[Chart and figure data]
--------

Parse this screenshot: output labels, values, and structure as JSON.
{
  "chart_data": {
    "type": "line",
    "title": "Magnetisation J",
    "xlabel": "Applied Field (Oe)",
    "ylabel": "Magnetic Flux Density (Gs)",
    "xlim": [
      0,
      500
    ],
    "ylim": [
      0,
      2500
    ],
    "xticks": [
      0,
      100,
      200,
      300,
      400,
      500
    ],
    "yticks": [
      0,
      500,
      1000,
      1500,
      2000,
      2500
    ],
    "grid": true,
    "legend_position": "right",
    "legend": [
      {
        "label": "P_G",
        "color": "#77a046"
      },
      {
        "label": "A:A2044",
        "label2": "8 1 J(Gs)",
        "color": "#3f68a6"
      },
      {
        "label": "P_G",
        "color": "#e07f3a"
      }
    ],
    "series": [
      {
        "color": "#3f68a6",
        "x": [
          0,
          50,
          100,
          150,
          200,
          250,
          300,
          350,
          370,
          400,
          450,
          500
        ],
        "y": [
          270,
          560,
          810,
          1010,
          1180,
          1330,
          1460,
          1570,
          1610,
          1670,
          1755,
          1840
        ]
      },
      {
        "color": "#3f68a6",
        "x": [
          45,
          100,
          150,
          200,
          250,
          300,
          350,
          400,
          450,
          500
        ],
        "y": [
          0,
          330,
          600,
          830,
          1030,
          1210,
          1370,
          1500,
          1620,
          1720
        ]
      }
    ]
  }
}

--------

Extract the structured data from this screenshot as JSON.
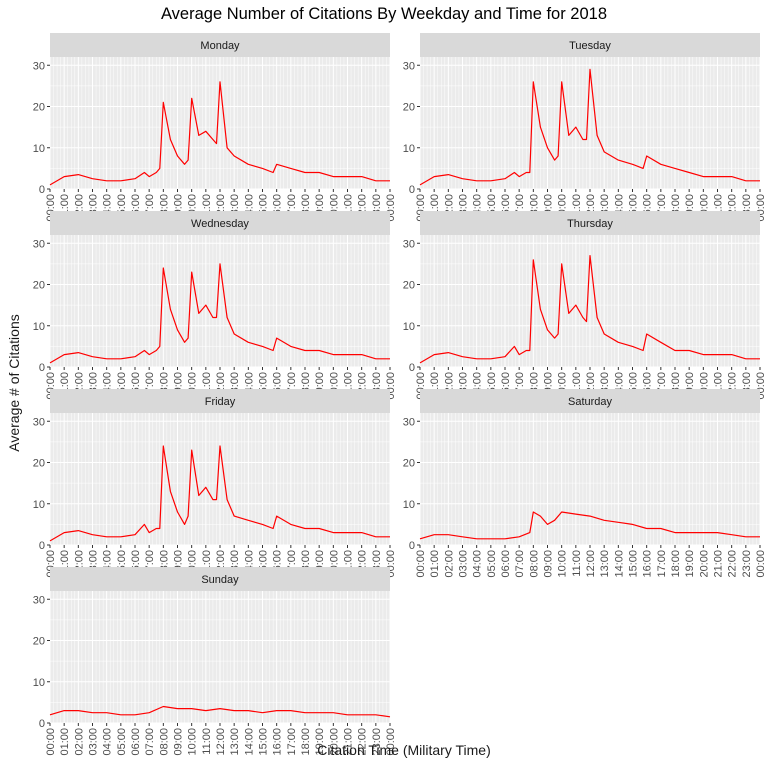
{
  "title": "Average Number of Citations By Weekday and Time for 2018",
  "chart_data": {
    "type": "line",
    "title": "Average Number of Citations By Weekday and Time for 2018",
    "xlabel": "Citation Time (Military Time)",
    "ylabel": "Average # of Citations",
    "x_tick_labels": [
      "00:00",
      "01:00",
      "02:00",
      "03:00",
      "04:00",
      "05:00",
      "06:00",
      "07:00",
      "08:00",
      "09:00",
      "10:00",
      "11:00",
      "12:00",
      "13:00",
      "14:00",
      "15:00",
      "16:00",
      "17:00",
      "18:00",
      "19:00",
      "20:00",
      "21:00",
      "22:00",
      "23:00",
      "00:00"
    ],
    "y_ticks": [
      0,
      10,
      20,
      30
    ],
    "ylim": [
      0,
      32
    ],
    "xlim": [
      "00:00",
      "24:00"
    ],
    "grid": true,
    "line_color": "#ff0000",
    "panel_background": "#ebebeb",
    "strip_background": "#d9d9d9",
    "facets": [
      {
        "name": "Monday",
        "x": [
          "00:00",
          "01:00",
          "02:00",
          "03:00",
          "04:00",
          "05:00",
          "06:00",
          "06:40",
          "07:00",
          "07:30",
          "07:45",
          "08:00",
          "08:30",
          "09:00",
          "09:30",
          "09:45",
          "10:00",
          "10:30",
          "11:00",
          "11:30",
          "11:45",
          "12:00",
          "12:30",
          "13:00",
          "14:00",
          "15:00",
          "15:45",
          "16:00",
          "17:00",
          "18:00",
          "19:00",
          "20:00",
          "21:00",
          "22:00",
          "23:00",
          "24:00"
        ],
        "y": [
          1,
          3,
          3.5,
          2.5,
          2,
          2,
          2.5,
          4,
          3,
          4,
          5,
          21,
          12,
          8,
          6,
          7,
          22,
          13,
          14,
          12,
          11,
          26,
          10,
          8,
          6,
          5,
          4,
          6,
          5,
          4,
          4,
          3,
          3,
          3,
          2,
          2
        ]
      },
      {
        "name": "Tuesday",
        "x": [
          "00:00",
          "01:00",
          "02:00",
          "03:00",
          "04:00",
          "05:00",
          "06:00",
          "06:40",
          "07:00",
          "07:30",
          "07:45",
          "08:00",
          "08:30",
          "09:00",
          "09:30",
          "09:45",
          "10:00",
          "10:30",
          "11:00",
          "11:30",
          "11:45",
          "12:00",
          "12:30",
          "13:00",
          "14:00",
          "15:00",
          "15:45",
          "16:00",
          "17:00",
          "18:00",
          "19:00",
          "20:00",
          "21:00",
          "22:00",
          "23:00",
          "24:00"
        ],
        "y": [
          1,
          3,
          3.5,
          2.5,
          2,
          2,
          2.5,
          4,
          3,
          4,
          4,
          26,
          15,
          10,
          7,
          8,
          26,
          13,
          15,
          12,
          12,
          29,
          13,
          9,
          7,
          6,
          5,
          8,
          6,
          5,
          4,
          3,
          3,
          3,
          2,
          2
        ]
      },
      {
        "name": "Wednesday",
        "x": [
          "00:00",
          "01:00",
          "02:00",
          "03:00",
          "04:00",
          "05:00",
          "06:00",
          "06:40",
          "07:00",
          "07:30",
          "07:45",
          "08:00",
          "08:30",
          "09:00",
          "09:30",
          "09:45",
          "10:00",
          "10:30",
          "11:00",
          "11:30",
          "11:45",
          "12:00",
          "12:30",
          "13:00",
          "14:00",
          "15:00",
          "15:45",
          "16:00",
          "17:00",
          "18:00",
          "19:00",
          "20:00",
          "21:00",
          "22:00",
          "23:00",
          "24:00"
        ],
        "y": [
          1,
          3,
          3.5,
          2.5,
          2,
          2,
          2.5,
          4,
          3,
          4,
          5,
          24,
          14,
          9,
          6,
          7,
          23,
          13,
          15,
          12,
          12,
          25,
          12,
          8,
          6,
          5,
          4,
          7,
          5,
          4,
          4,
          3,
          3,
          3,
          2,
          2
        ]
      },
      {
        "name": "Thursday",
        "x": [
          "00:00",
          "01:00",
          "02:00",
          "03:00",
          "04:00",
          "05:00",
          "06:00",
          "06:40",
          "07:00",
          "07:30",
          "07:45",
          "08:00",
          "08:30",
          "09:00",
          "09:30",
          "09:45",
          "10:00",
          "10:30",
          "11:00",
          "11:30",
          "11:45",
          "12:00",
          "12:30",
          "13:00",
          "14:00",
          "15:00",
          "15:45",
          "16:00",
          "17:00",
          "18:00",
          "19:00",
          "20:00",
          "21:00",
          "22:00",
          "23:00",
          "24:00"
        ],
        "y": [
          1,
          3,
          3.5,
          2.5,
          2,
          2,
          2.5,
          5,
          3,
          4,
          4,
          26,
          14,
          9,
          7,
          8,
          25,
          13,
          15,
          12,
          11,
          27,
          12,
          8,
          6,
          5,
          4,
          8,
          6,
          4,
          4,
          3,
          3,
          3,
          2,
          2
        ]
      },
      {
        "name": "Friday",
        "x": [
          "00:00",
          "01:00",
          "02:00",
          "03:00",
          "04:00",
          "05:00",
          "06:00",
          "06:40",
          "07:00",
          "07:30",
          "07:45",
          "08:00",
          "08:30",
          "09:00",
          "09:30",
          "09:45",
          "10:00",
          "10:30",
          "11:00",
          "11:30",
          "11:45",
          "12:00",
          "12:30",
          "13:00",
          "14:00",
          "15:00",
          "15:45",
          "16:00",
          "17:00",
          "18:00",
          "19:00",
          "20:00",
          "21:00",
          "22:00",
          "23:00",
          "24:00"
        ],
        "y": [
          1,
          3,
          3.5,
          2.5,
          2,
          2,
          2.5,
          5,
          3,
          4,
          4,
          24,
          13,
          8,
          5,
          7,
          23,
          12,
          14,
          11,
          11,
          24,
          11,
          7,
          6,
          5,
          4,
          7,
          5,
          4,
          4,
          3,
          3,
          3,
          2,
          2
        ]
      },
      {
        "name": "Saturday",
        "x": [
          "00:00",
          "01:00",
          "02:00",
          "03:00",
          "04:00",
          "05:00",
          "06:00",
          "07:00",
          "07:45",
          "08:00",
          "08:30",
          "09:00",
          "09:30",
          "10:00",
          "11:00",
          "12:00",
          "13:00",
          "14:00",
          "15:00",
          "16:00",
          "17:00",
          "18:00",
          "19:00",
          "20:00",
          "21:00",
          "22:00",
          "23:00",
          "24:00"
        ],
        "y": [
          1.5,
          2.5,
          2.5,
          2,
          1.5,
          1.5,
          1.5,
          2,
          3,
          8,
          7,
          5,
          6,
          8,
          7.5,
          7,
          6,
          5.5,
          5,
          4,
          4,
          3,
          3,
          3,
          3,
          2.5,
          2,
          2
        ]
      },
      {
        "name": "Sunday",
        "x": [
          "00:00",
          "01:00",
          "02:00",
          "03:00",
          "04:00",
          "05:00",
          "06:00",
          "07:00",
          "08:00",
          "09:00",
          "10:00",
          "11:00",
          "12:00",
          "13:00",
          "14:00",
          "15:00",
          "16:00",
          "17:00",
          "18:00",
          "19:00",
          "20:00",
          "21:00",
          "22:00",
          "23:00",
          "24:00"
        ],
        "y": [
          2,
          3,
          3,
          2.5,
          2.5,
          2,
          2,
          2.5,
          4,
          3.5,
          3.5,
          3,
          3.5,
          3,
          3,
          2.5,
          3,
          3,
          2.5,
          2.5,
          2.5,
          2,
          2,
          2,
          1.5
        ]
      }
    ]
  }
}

--------

What you will do :: Of the lines in the entries above, how many include "screenshot"? Only the number should be given.

Reply :: 2